*Dataset extract*:
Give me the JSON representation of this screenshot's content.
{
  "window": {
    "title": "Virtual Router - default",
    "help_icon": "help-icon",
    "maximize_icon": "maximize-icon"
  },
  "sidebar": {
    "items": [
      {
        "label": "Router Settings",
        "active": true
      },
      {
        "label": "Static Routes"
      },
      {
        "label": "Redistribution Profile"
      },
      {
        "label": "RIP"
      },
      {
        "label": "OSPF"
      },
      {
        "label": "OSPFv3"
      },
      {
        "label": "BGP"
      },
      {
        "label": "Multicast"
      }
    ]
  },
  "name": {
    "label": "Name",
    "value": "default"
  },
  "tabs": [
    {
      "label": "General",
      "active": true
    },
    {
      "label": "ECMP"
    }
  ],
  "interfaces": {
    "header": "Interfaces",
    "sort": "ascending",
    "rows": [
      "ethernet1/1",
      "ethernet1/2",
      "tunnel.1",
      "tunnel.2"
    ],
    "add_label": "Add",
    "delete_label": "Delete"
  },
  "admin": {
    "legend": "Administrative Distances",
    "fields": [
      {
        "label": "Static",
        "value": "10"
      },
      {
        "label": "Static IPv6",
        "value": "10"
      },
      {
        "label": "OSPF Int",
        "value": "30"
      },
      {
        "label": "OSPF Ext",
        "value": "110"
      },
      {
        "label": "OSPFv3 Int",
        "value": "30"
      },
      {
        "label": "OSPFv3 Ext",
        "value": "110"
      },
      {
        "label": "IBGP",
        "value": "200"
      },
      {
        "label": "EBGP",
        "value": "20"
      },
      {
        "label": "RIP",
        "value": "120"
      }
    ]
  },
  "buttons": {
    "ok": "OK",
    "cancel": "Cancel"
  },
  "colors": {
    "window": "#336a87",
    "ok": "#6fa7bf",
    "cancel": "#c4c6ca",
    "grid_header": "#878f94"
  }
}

*What is needed*:
Return each entry from the material above exactly as it appears.

*Written solution*:
Give me the JSON representation of this screenshot's content.
{
  "window": {
    "title": "Virtual Router - default",
    "help_icon": "help-icon",
    "maximize_icon": "maximize-icon"
  },
  "sidebar": {
    "items": [
      {
        "label": "Router Settings",
        "active": true
      },
      {
        "label": "Static Routes"
      },
      {
        "label": "Redistribution Profile"
      },
      {
        "label": "RIP"
      },
      {
        "label": "OSPF"
      },
      {
        "label": "OSPFv3"
      },
      {
        "label": "BGP"
      },
      {
        "label": "Multicast"
      }
    ]
  },
  "name": {
    "label": "Name",
    "value": "default"
  },
  "tabs": [
    {
      "label": "General",
      "active": true
    },
    {
      "label": "ECMP"
    }
  ],
  "interfaces": {
    "header": "Interfaces",
    "sort": "ascending",
    "rows": [
      "ethernet1/1",
      "ethernet1/2",
      "tunnel.1",
      "tunnel.2"
    ],
    "add_label": "Add",
    "delete_label": "Delete"
  },
  "admin": {
    "legend": "Administrative Distances",
    "fields": [
      {
        "label": "Static",
        "value": "10"
      },
      {
        "label": "Static IPv6",
        "value": "10"
      },
      {
        "label": "OSPF Int",
        "value": "30"
      },
      {
        "label": "OSPF Ext",
        "value": "110"
      },
      {
        "label": "OSPFv3 Int",
        "value": "30"
      },
      {
        "label": "OSPFv3 Ext",
        "value": "110"
      },
      {
        "label": "IBGP",
        "value": "200"
      },
      {
        "label": "EBGP",
        "value": "20"
      },
      {
        "label": "RIP",
        "value": "120"
      }
    ]
  },
  "buttons": {
    "ok": "OK",
    "cancel": "Cancel"
  },
  "colors": {
    "window": "#336a87",
    "ok": "#6fa7bf",
    "cancel": "#c4c6ca",
    "grid_header": "#878f94"
  }
}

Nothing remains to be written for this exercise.